§ **EXERCISE DIRECTIONS**: Copy the listing below verbatim, starting at the line with "room-label: terraza SUP:23,20m2: [138, 653, 145, 716]" and ending with the line with "room-label: terraza SUP:26,55m2: [138, 521, 145, 584]", both included.

****

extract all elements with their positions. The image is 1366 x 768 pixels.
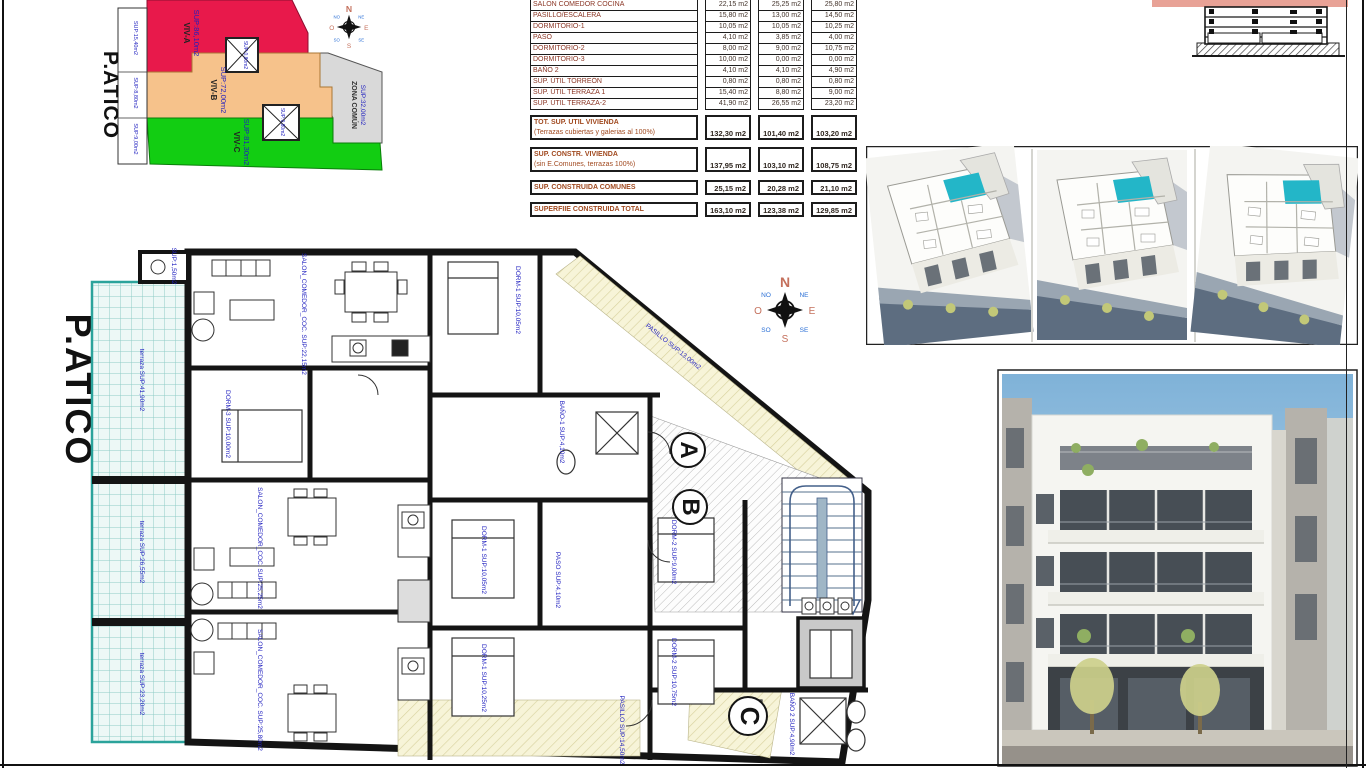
room-label: terraza SUP:23,20m2: [138, 653, 145, 716]
table-total-general: SUPERFIIE CONSTRUIDA TOTAL 163,10 m2 123…: [530, 202, 852, 217]
compass-ne: NE: [358, 14, 364, 19]
total-label: TOT. SUP. UTIL VIVIENDA: [532, 117, 696, 128]
facade-render-panel: [996, 368, 1360, 768]
total-label-box: SUP. CONSTR. VIVIENDA (sin E.Comunes, te…: [530, 147, 698, 172]
room-label: terraza SUP:26,55m2: [138, 521, 145, 584]
neighbor-building-left: [1002, 398, 1032, 734]
room-label: SUP:1,50m2: [170, 248, 177, 285]
compass-n: N: [346, 4, 352, 14]
total-label-box: TOT. SUP. UTIL VIVIENDA (Terrazas cubier…: [530, 115, 698, 140]
room-label: DORM-1 SUP:10,05m2: [480, 526, 487, 594]
table-total-util: TOT. SUP. UTIL VIVIENDA (Terrazas cubier…: [530, 115, 852, 140]
table-total-comunes: SUP. CONSTRUIDA COMUNES 25,15 m2 20,28 m…: [530, 180, 852, 195]
site-torreon-a-label: SUP:0,80m2: [242, 41, 248, 70]
compass-se: SE: [358, 37, 364, 42]
floor-plan: P.ATICO: [30, 235, 900, 768]
unit-letter-a: A: [675, 441, 702, 458]
site-viv-c-sup: SUP:81,30m2: [242, 119, 251, 166]
total-label: SUP. CONSTRUIDA COMUNES: [532, 182, 696, 193]
total-cell: 137,95 m2: [705, 147, 751, 172]
staircase: [782, 478, 862, 614]
site-viv-a-name: VIV-A: [182, 23, 191, 44]
unit-mark-c: C: [729, 697, 767, 735]
sidewalk: [1002, 730, 1353, 746]
site-plan-title: P.ATICO: [99, 51, 122, 139]
render-cut-band: [1152, 0, 1348, 7]
site-terraza-label-c: SUP:9,00m2: [132, 123, 138, 154]
room-label: SALON_COMEDOR_COC. SUP:25,25m2: [256, 487, 263, 609]
page-border-inner-right: [1346, 0, 1347, 768]
site-zona-comun-sup: SUP:32,00m2: [359, 85, 366, 126]
total-cell: 108,75 m2: [811, 147, 857, 172]
compass-rose-site: N S E O NE SE SO NO: [329, 4, 369, 50]
neighbor-building-right: [1285, 408, 1353, 734]
facade-building: [1032, 415, 1286, 730]
table-total-constr: SUP. CONSTR. VIVIENDA (sin E.Comunes, te…: [530, 147, 852, 172]
total-cell: 103,10 m2: [758, 147, 804, 172]
total-cell: 163,10 m2: [705, 202, 751, 217]
site-viv-b-name: VIV-B: [209, 80, 218, 101]
compass-s: S: [347, 43, 352, 50]
total-cell: 101,40 m2: [758, 115, 804, 140]
site-terraza-label-a: SUP:15,40m2: [132, 21, 138, 55]
wc-top-left: [140, 252, 188, 282]
room-label: PASILLO SUP:14,50m2: [618, 696, 625, 765]
total-cell: 103,20 m2: [811, 115, 857, 140]
area-table-rows: SALON COMEDOR COCINA 22,15 m2 25,25 m2 2…: [530, 0, 852, 110]
laundry-fixtures: [802, 598, 852, 614]
unit-mark-a: A: [671, 433, 705, 467]
site-plan-diagram: SUP:15,40m2 SUP:8,80m2 SUP:9,00m2 SUP:0,…: [85, 0, 415, 200]
site-zona-comun-name: ZONA COMÚN: [350, 81, 359, 129]
terraza-divider-wall: [92, 618, 188, 626]
compass-e: E: [364, 25, 369, 32]
terraza-divider-wall: [92, 476, 188, 484]
aerial-render-3: [1190, 146, 1358, 345]
page-border-bottom: [0, 764, 1366, 766]
total-label-box: SUP. CONSTRUIDA COMUNES: [530, 180, 698, 195]
unit-mark-b: B: [673, 490, 707, 524]
total-cell: 21,10 m2: [811, 180, 857, 195]
room-label: BAÑO-1 SUP:4,10m2: [558, 401, 567, 464]
unit-letter-b: B: [677, 498, 704, 515]
compass-no: NO: [334, 14, 341, 19]
table-row-label: SUP. ÚTIL TERRAZA-2: [530, 98, 698, 110]
compass-so: SO: [334, 37, 341, 42]
compass-o: O: [329, 25, 334, 32]
total-cell: 132,30 m2: [705, 115, 751, 140]
table-cell: 23,20 m2: [811, 98, 857, 110]
total-label: SUPERFIIE CONSTRUIDA TOTAL: [532, 204, 696, 215]
room-label: DORM-3 SUP:10,00m2: [224, 390, 231, 458]
total-label: SUP. CONSTR. VIVIENDA: [532, 149, 696, 160]
site-torreon-b-label: SUP:0,80m2: [279, 108, 285, 137]
page-border-right: [1362, 0, 1364, 768]
total-sublabel: (Terrazas cubiertas y galerias al 100%): [532, 128, 696, 138]
room-label: terraza SUP:41,90m2: [138, 349, 145, 412]
site-viv-a-sup: SUP:86,10m2: [192, 10, 201, 57]
table-cell: 41,90 m2: [705, 98, 751, 110]
room-label: DORM-2 SUP:9,00m2: [670, 520, 677, 585]
total-sublabel: (sin E.Comunes, terrazas 100%): [532, 160, 696, 170]
site-terraza-label-b: SUP:8,80m2: [132, 77, 138, 108]
aerial-render-2: [1037, 150, 1187, 340]
site-viv-b-sup: SUP:72,00m2: [219, 67, 228, 114]
room-label: SALON_COMEDOR_COC. SUP:22,15m2: [300, 253, 307, 375]
page-border-left: [2, 0, 4, 768]
site-viv-c-name: VIV-C: [232, 132, 241, 153]
road: [1002, 746, 1353, 764]
total-cell: 25,15 m2: [705, 180, 751, 195]
aerial-renders-panel: [866, 146, 1358, 345]
room-label: BAÑO 2 SUP:4,90m2: [788, 693, 797, 756]
room-label: DORM-2 SUP:10,75m2: [670, 638, 677, 706]
pasillo-hatch-bottom: [398, 700, 640, 756]
section-ground-hatch: [1197, 43, 1339, 56]
room-label: SALON_COMEDOR_COC. SUP:25,80m2: [256, 629, 263, 751]
architectural-plan-sheet: SUP:15,40m2 SUP:8,80m2 SUP:9,00m2 SUP:0,…: [0, 0, 1366, 768]
total-cell: 123,38 m2: [758, 202, 804, 217]
total-cell: 129,85 m2: [811, 202, 857, 217]
room-label: DORM-1 SUP:10,25m2: [480, 644, 487, 712]
area-summary-table: SALON COMEDOR COCINA 22,15 m2 25,25 m2 2…: [530, 0, 852, 217]
total-cell: 20,28 m2: [758, 180, 804, 195]
site-torreon-a: [226, 38, 258, 72]
elevator: [798, 618, 864, 688]
room-label: PASO SUP:4,10m2: [554, 552, 561, 609]
building-section-drawing: [1150, 0, 1350, 64]
total-label-box: SUPERFIIE CONSTRUIDA TOTAL: [530, 202, 698, 217]
table-cell: 26,55 m2: [758, 98, 804, 110]
unit-letter-c: C: [735, 707, 765, 726]
room-label: DORM-1 SUP:10,05m2: [514, 266, 521, 334]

****

§ **WRITTEN ANSWER**:
room-label: terraza SUP:23,20m2: [138, 653, 145, 716]
table-total-general: SUPERFIIE CONSTRUIDA TOTAL 163,10 m2 123…: [530, 202, 852, 217]
compass-ne: NE: [358, 14, 364, 19]
total-label: TOT. SUP. UTIL VIVIENDA: [532, 117, 696, 128]
facade-render-panel: [996, 368, 1360, 768]
total-label-box: SUP. CONSTR. VIVIENDA (sin E.Comunes, te…: [530, 147, 698, 172]
room-label: terraza SUP:26,55m2: [138, 521, 145, 584]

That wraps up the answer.